- [Written exercise] Your answer must consist solely of the number of lines that contain the word "como".

- [Input rows]

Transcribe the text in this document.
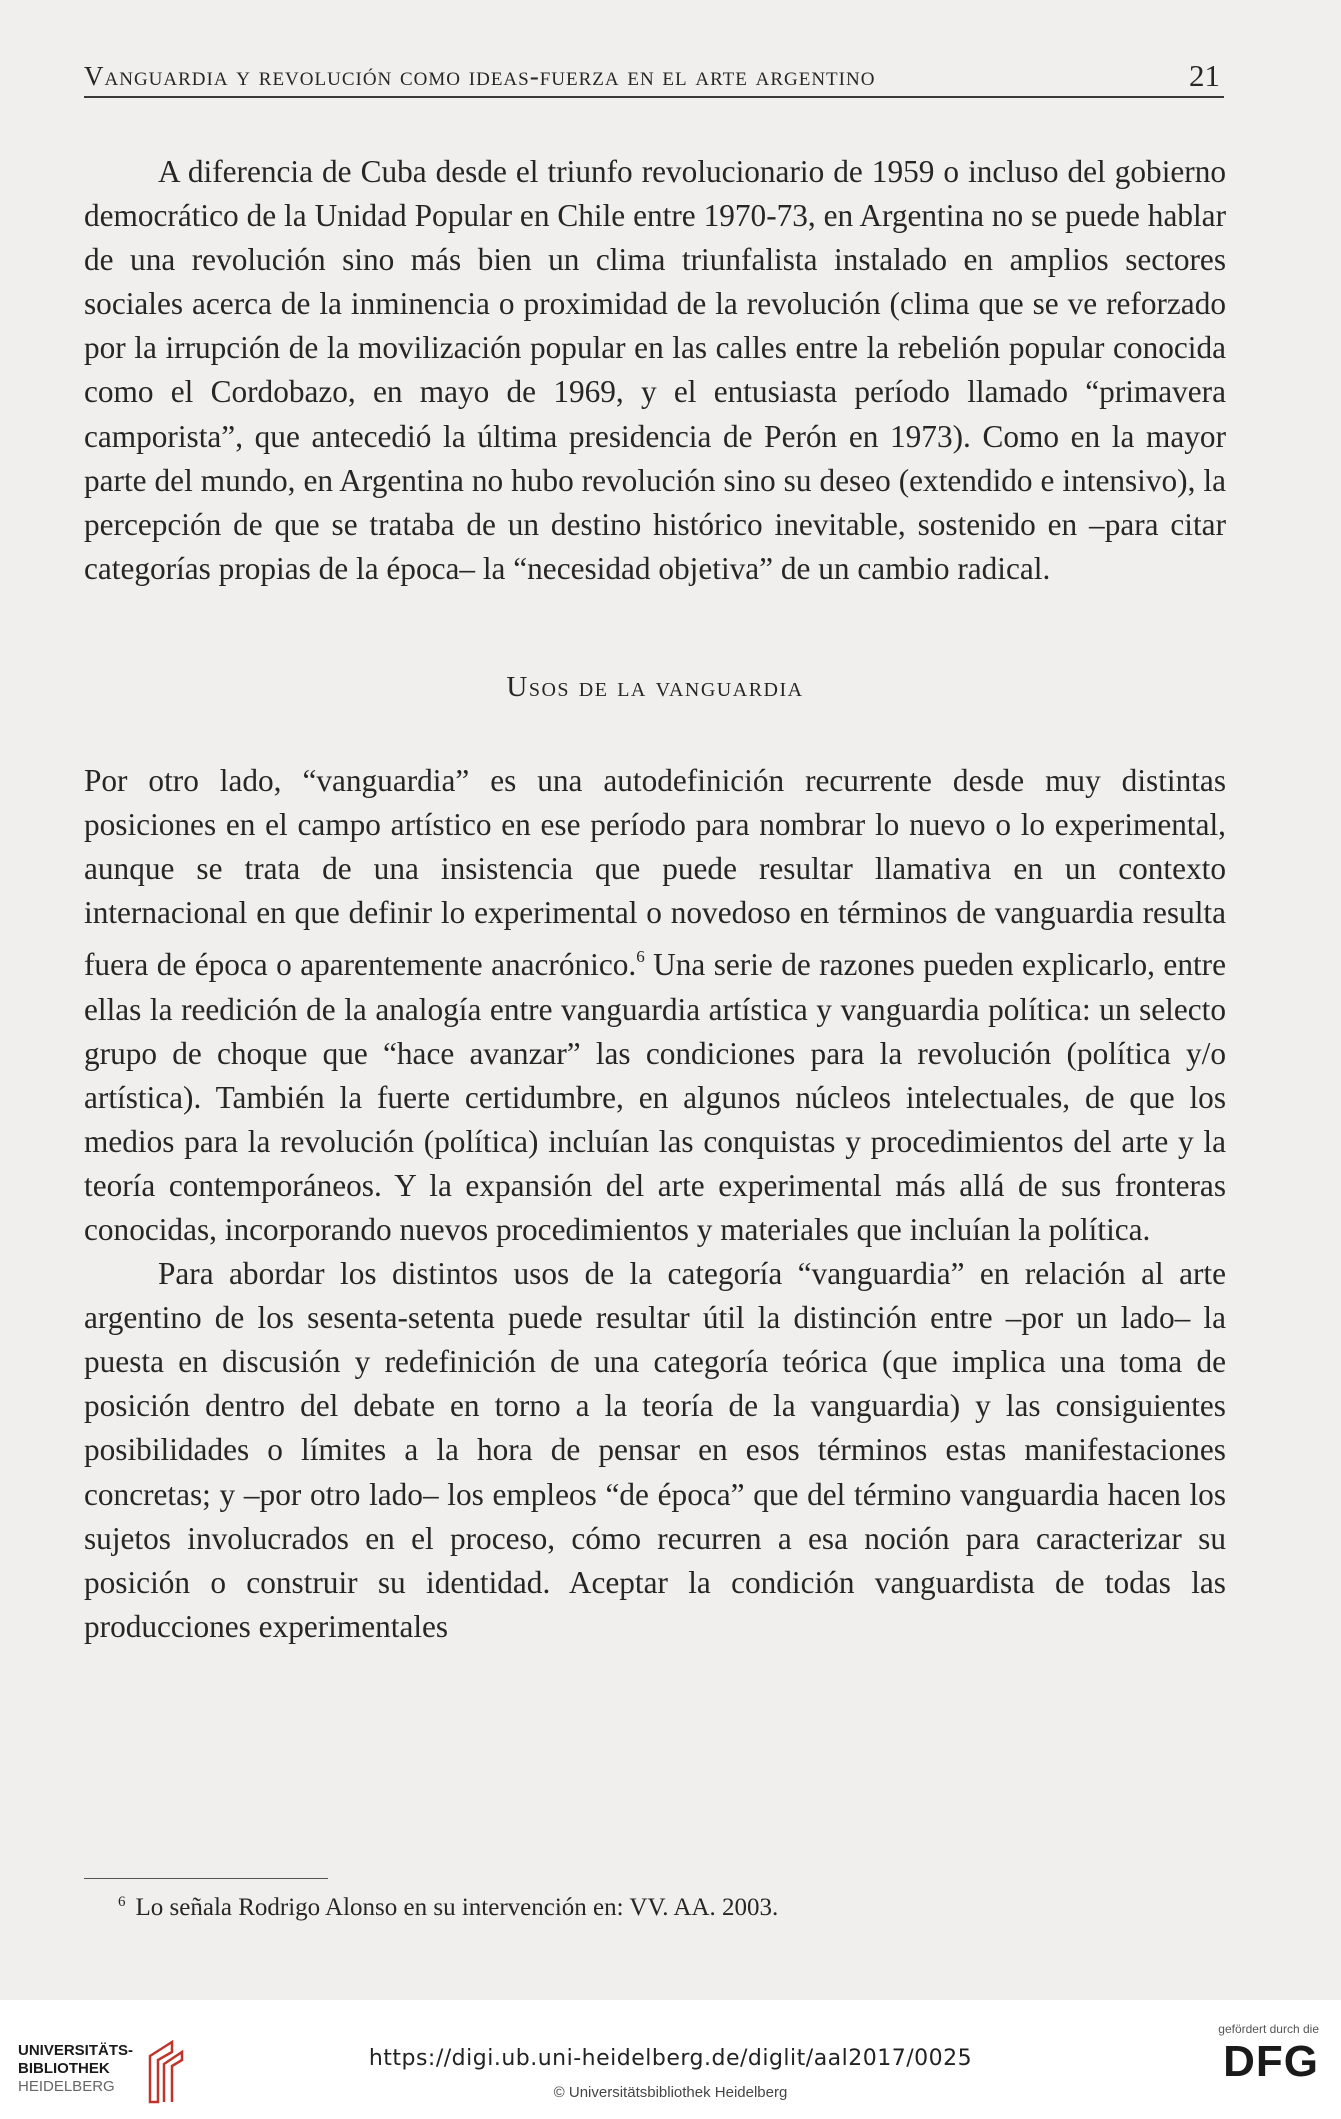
Vanguardia y revolución como ideas-fuerza en el arte argentino	21

A diferencia de Cuba desde el triunfo revolucionario de 1959 o incluso del gobierno democrático de la Unidad Popular en Chile entre 1970-73, en Argentina no se puede hablar de una revolución sino más bien un clima triunfalista instalado en amplios sectores sociales acerca de la inminencia o proximidad de la revolución (clima que se ve reforzado por la irrupción de la movilización popular en las calles entre la rebelión popular conocida como el Cordobazo, en mayo de 1969, y el entusiasta período llamado “primavera camporista”, que antecedió la última presidencia de Perón en 1973). Como en la mayor parte del mundo, en Argentina no hubo revolución sino su deseo (extendido e intensivo), la percepción de que se trataba de un destino histórico inevitable, sostenido en –para citar categorías propias de la época– la “necesidad objetiva” de un cambio radical.

Usos de la vanguardia

Por otro lado, “vanguardia” es una autodefinición recurrente desde muy distintas posiciones en el campo artístico en ese período para nombrar lo nuevo o lo experimental, aunque se trata de una insistencia que puede resultar llamativa en un contexto internacional en que definir lo experimental o novedoso en términos de vanguardia resulta fuera de época o aparentemente anacrónico.$^6$ Una serie de razones pueden explicarlo, entre ellas la reedición de la analogía entre vanguardia artística y vanguardia política: un selecto grupo de choque que “hace avanzar” las condiciones para la revolución (política y/o artística). También la fuerte certidumbre, en algunos núcleos intelectuales, de que los medios para la revolución (política) incluían las conquistas y procedimientos del arte y la teoría contemporáneos. Y la expansión del arte experimental más allá de sus fronteras conocidas, incorporando nuevos procedimientos y materiales que incluían la política.

Para abordar los distintos usos de la categoría “vanguardia” en relación al arte argentino de los sesenta-setenta puede resultar útil la distinción entre –por un lado– la puesta en discusión y redefinición de una categoría teórica (que implica una toma de posición dentro del debate en torno a la teoría de la vanguardia) y las consiguientes posibilidades o límites a la hora de pensar en esos términos estas manifestaciones concretas; y –por otro lado– los empleos “de época” que del término vanguardia hacen los sujetos involucrados en el proceso, cómo recurren a esa noción para caracterizar su posición o construir su identidad. Aceptar la condición vanguardista de todas las producciones experimentales

$^6$ Lo señala Rodrigo Alonso en su intervención en: VV. AA. 2003.
UNIVERSITÄTS-
BIBLIOTHEK
HEIDELBERG
https://digi.ub.uni-heidelberg.de/diglit/aal2017/0025
© Universitätsbibliothek Heidelberg
gefördert durch die
DFG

- [Solution for this exercise] 2